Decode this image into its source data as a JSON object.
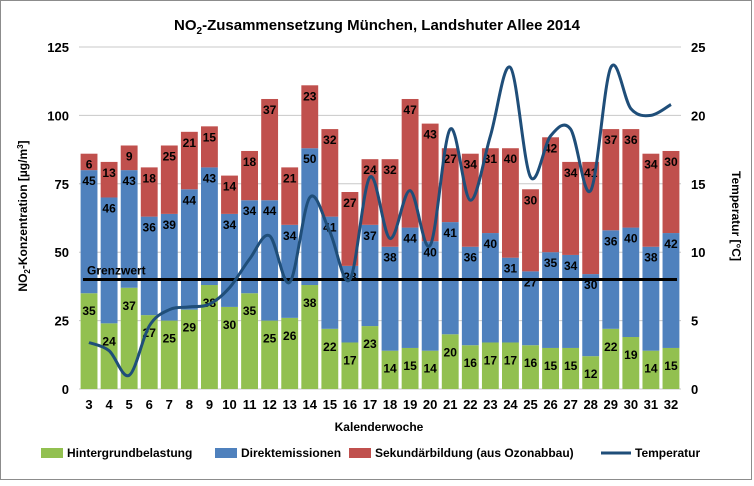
{
  "chart_data": {
    "type": "bar",
    "stacked": true,
    "title_main": "NO",
    "title_sub": "2",
    "title_rest": "-Zusammensetzung München, Landshuter Allee 2014",
    "xlabel": "Kalenderwoche",
    "ylabel_left_a": "NO",
    "ylabel_left_sub": "2",
    "ylabel_left_b": "-Konzentration [µg/m",
    "ylabel_left_sup": "3",
    "ylabel_left_c": "]",
    "ylabel_right": "Temperatur [°C]",
    "ylim_left": [
      0,
      125
    ],
    "ylim_right": [
      0,
      25
    ],
    "yticks_left": [
      "0",
      "25",
      "50",
      "75",
      "100",
      "125"
    ],
    "yticks_right": [
      "0",
      "5",
      "10",
      "15",
      "20",
      "25"
    ],
    "grid": true,
    "categories": [
      "3",
      "4",
      "5",
      "6",
      "7",
      "8",
      "9",
      "10",
      "11",
      "12",
      "13",
      "14",
      "15",
      "16",
      "17",
      "18",
      "19",
      "20",
      "21",
      "22",
      "23",
      "24",
      "25",
      "26",
      "27",
      "28",
      "29",
      "30",
      "31",
      "32"
    ],
    "series": [
      {
        "name": "Hintergrundbelastung",
        "color": "#92c050",
        "values": [
          35,
          24,
          37,
          27,
          25,
          29,
          38,
          30,
          35,
          25,
          26,
          38,
          22,
          17,
          23,
          14,
          15,
          14,
          20,
          16,
          17,
          17,
          16,
          15,
          15,
          12,
          22,
          19,
          14,
          15
        ]
      },
      {
        "name": "Direktemissionen",
        "color": "#4f81bd",
        "values": [
          45,
          46,
          43,
          36,
          39,
          44,
          43,
          34,
          34,
          44,
          34,
          50,
          41,
          28,
          37,
          38,
          44,
          40,
          41,
          36,
          40,
          31,
          27,
          35,
          34,
          30,
          36,
          40,
          38,
          42
        ]
      },
      {
        "name": "Sekundärbildung (aus Ozonabbau)",
        "color": "#c0504d",
        "values": [
          6,
          13,
          9,
          18,
          25,
          21,
          15,
          14,
          18,
          37,
          21,
          23,
          32,
          27,
          24,
          32,
          47,
          43,
          27,
          34,
          31,
          40,
          30,
          42,
          34,
          41,
          37,
          36,
          34,
          30
        ]
      }
    ],
    "line_series": {
      "name": "Temperatur",
      "axis": "right",
      "color": "#1f4e79",
      "values": [
        3.4,
        2.8,
        1.0,
        4.6,
        5.8,
        6.0,
        6.2,
        7.4,
        9.5,
        11.2,
        7.8,
        14.0,
        11.5,
        8.0,
        15.5,
        11.0,
        14.5,
        10.5,
        19.0,
        13.8,
        18.5,
        23.5,
        15.5,
        18.5,
        19.0,
        14.5,
        23.5,
        20.5,
        20.0,
        20.8
      ]
    },
    "threshold": {
      "label": "Grenzwert",
      "value": 40
    },
    "legend_position": "bottom"
  },
  "colors": {
    "background": "#ffffff",
    "grid": "#c8c8c8",
    "threshold": "#000000",
    "text": "#000000"
  }
}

###

■ EXERCISE GOAL: Whenever "Temperatur" turns up in a line, pick that line out.

■ WRITTEN RESPONSE:
    "ylabel_right": "Temperatur [°C]",
      "name": "Temperatur",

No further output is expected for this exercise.